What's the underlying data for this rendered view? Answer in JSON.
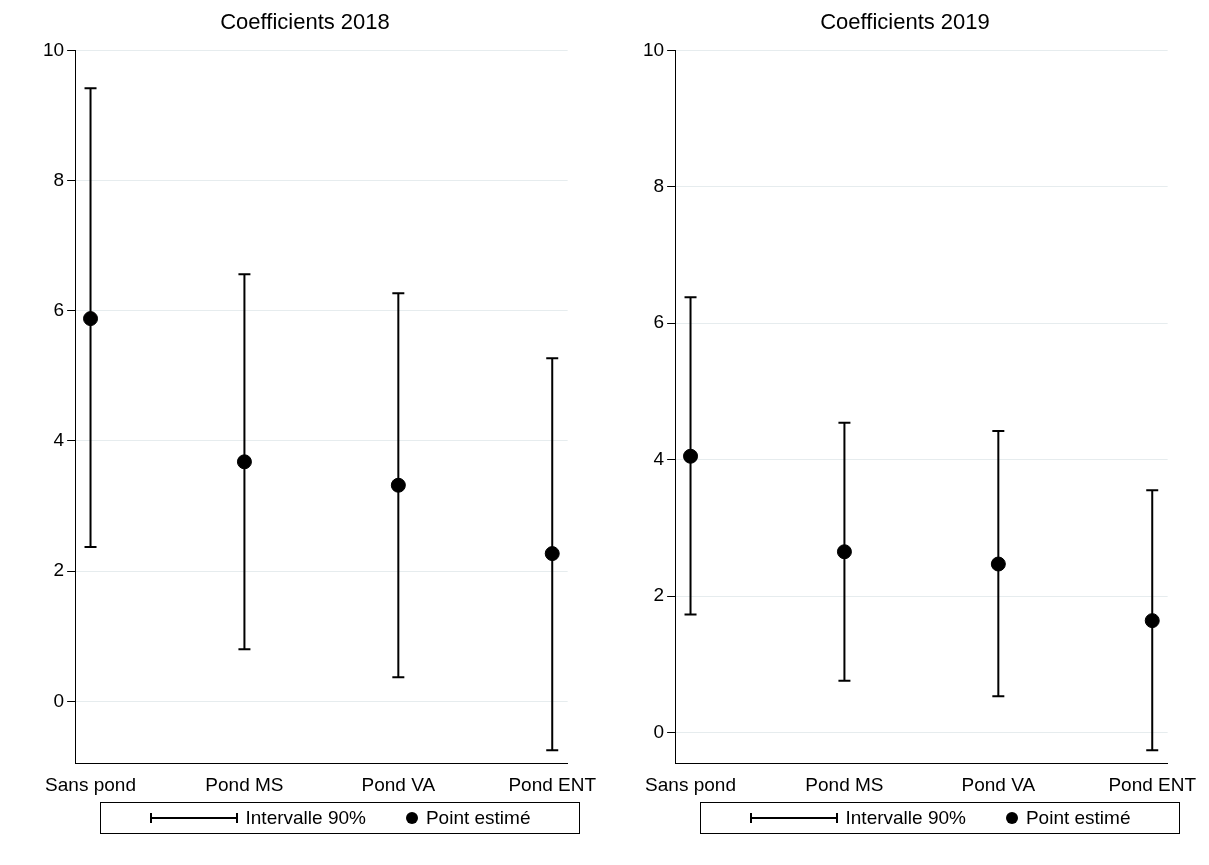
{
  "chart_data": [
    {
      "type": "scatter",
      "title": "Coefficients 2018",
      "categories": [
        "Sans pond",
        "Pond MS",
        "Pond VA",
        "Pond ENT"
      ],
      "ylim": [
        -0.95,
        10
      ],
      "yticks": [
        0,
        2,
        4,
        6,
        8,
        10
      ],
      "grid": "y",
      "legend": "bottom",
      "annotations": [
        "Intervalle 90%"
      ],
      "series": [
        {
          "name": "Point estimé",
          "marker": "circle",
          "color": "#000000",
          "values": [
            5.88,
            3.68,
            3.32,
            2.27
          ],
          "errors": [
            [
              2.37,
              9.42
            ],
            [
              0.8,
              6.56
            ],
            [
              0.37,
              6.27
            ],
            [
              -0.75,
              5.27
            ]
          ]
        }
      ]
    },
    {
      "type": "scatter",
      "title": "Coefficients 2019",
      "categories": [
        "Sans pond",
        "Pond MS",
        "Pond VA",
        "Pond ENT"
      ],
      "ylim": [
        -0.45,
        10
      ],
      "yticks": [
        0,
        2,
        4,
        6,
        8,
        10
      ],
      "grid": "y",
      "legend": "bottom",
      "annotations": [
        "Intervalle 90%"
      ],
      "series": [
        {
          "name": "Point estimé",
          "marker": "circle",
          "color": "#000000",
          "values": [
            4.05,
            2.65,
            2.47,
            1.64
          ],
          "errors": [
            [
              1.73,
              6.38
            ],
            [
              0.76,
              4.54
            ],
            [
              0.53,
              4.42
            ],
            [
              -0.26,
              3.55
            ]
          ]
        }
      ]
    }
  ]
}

:: Challenge ::
Return each line exactly as written. Any picture gets left out.

:: Finished answer ::
What's the underlying data for this rendered view? Answer in JSON.
{
  "chart_data": [
    {
      "type": "scatter",
      "title": "Coefficients 2018",
      "categories": [
        "Sans pond",
        "Pond MS",
        "Pond VA",
        "Pond ENT"
      ],
      "ylim": [
        -0.95,
        10
      ],
      "yticks": [
        0,
        2,
        4,
        6,
        8,
        10
      ],
      "grid": "y",
      "legend": "bottom",
      "annotations": [
        "Intervalle 90%"
      ],
      "series": [
        {
          "name": "Point estimé",
          "marker": "circle",
          "color": "#000000",
          "values": [
            5.88,
            3.68,
            3.32,
            2.27
          ],
          "errors": [
            [
              2.37,
              9.42
            ],
            [
              0.8,
              6.56
            ],
            [
              0.37,
              6.27
            ],
            [
              -0.75,
              5.27
            ]
          ]
        }
      ]
    },
    {
      "type": "scatter",
      "title": "Coefficients 2019",
      "categories": [
        "Sans pond",
        "Pond MS",
        "Pond VA",
        "Pond ENT"
      ],
      "ylim": [
        -0.45,
        10
      ],
      "yticks": [
        0,
        2,
        4,
        6,
        8,
        10
      ],
      "grid": "y",
      "legend": "bottom",
      "annotations": [
        "Intervalle 90%"
      ],
      "series": [
        {
          "name": "Point estimé",
          "marker": "circle",
          "color": "#000000",
          "values": [
            4.05,
            2.65,
            2.47,
            1.64
          ],
          "errors": [
            [
              1.73,
              6.38
            ],
            [
              0.76,
              4.54
            ],
            [
              0.53,
              4.42
            ],
            [
              -0.26,
              3.55
            ]
          ]
        }
      ]
    }
  ]
}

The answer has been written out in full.